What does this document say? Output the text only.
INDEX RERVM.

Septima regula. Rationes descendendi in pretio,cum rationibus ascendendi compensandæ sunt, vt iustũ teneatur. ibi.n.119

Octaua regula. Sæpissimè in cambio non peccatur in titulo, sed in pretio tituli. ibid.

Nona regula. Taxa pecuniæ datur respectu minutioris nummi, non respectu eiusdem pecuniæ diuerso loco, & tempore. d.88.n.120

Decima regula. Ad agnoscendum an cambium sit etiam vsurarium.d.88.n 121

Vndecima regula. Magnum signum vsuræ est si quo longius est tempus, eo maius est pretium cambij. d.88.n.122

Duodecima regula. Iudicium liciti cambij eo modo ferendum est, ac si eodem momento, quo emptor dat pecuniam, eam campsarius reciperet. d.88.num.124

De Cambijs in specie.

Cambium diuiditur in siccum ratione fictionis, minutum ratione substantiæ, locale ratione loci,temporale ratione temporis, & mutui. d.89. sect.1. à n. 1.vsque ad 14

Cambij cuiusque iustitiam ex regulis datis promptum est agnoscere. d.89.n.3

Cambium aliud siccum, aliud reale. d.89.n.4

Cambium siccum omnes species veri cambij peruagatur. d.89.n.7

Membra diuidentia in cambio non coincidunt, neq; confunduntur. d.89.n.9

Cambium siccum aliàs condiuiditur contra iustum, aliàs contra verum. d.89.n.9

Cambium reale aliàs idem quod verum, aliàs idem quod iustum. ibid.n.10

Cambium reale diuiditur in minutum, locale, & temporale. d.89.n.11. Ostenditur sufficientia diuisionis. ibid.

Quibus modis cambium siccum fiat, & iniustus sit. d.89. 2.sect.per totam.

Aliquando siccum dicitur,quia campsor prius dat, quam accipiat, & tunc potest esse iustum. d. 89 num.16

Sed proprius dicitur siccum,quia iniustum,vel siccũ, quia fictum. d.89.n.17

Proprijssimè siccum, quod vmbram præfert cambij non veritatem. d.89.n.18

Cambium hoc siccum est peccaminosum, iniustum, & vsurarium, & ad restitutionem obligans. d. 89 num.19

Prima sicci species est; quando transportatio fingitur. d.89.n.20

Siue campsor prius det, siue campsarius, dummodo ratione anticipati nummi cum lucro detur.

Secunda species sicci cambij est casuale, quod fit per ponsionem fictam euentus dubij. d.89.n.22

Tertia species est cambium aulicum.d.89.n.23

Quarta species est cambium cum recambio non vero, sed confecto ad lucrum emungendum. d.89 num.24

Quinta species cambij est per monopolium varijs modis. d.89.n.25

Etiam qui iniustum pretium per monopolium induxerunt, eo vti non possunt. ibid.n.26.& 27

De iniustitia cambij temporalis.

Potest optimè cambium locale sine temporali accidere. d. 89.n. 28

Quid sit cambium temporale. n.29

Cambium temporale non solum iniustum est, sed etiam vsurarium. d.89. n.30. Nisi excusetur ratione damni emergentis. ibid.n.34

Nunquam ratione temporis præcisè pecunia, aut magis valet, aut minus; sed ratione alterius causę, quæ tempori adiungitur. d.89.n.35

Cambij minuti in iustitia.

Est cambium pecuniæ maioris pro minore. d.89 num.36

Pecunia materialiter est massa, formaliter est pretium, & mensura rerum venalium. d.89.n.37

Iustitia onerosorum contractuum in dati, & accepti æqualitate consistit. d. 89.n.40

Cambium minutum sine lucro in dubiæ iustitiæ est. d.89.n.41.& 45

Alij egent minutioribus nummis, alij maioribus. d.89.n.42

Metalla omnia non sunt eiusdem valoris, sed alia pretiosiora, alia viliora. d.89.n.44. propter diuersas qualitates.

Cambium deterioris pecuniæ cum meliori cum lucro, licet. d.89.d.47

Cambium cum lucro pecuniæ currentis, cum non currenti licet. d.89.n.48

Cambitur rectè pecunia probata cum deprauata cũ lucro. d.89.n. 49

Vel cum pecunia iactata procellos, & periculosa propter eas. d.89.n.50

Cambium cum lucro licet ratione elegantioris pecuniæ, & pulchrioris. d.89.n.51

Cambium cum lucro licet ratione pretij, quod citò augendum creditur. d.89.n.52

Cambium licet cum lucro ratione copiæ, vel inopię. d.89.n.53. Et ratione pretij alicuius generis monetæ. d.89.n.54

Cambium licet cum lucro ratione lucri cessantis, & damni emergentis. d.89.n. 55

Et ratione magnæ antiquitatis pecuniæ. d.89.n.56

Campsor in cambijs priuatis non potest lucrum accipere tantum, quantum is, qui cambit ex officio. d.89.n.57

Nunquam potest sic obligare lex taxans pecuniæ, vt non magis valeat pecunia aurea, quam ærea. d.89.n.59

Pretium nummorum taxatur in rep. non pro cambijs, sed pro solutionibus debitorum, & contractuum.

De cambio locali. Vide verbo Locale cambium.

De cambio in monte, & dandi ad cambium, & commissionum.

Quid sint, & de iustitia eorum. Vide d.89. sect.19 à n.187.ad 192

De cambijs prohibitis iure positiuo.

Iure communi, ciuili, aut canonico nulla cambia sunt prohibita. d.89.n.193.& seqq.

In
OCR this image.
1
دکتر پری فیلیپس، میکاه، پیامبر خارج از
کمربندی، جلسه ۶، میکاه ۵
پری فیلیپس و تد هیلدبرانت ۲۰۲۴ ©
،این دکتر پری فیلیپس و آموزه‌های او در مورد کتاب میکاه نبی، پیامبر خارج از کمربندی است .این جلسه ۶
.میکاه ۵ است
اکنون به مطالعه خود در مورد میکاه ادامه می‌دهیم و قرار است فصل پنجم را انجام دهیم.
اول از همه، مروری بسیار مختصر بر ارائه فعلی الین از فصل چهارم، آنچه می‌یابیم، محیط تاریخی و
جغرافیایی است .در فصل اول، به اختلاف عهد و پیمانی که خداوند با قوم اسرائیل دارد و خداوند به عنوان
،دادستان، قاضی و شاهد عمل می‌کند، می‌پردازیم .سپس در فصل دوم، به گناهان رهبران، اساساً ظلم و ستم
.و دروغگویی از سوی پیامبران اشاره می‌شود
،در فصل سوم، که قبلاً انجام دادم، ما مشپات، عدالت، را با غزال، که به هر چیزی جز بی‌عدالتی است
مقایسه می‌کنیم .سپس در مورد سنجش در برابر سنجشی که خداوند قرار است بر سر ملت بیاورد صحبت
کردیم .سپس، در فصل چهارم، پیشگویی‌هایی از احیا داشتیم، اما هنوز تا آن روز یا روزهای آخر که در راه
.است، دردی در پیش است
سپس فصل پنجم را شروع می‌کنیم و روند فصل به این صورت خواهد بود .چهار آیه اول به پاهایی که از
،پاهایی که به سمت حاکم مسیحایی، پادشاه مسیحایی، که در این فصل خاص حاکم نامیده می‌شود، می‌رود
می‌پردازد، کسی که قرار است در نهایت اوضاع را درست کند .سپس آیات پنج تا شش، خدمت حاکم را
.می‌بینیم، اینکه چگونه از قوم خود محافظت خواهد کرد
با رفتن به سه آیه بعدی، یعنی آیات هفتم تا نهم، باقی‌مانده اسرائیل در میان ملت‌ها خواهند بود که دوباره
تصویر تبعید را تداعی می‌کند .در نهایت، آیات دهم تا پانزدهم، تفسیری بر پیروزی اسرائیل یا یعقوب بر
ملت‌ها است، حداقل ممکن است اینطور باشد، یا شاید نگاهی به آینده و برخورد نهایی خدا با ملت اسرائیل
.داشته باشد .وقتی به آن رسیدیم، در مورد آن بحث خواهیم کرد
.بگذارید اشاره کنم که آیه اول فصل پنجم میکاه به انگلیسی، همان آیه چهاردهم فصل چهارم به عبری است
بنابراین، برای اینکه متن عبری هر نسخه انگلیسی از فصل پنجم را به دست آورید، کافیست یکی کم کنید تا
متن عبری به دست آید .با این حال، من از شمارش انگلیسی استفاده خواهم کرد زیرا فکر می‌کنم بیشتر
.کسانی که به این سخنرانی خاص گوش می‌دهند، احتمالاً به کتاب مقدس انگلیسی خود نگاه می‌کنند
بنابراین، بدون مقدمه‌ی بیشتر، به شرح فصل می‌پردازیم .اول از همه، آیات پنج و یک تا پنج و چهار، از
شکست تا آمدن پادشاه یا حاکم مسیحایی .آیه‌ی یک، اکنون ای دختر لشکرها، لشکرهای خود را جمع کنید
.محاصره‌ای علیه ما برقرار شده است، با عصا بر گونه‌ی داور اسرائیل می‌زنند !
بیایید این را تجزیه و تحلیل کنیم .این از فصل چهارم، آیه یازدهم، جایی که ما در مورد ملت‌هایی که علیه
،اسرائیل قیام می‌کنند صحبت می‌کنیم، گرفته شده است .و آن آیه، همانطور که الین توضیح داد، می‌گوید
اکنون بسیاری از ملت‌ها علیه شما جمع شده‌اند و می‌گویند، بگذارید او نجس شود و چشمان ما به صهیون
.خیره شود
* * *
**THE EXERCISE**
Copy out every line of the listing that includes the string "میکاه".

**OUTPUT FOR THIS TASK**
دکتر پری فیلیپس، میکاه، پیامبر خارج از
کمربندی، جلسه ۶، میکاه ۵
،این دکتر پری فیلیپس و آموزه‌های او در مورد کتاب میکاه نبی، پیامبر خارج از کمربندی است .این جلسه ۶
.میکاه ۵ است
اکنون به مطالعه خود در مورد میکاه ادامه می‌دهیم و قرار است فصل پنجم را انجام دهیم.
.بگذارید اشاره کنم که آیه اول فصل پنجم میکاه به انگلیسی، همان آیه چهاردهم فصل چهارم به عبری است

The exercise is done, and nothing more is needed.